■ **Your objective**:
Find the lines holding the string "活动或机制" in the data, then copy all of them.

** Start Records for the exercise **

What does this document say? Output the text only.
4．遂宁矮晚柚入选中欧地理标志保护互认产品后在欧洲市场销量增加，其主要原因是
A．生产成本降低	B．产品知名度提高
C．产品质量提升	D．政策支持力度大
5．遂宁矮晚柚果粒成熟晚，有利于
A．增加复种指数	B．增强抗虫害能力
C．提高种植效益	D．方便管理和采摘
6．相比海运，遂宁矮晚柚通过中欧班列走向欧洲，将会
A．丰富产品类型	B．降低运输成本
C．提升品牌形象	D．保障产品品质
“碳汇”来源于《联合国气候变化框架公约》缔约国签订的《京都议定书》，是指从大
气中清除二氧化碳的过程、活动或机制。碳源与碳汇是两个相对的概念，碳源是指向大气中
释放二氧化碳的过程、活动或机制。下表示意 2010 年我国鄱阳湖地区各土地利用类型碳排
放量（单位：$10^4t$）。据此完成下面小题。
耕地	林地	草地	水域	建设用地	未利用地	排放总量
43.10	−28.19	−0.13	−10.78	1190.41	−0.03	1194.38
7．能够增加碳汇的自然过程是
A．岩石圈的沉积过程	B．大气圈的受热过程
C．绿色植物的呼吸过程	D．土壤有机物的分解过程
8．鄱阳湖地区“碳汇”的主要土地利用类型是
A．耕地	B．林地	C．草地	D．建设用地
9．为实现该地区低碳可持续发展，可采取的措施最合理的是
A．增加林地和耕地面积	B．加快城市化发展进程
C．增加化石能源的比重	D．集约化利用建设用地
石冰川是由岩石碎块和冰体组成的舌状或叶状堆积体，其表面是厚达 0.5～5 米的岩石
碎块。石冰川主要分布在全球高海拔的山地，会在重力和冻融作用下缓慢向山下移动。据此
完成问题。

** End Records for the exercise **

■ **Output of the task**:
气中清除二氧化碳的过程、活动或机制。碳源与碳汇是两个相对的概念，碳源是指向大气中
释放二氧化碳的过程、活动或机制。下表示意 2010 年我国鄱阳湖地区各土地利用类型碳排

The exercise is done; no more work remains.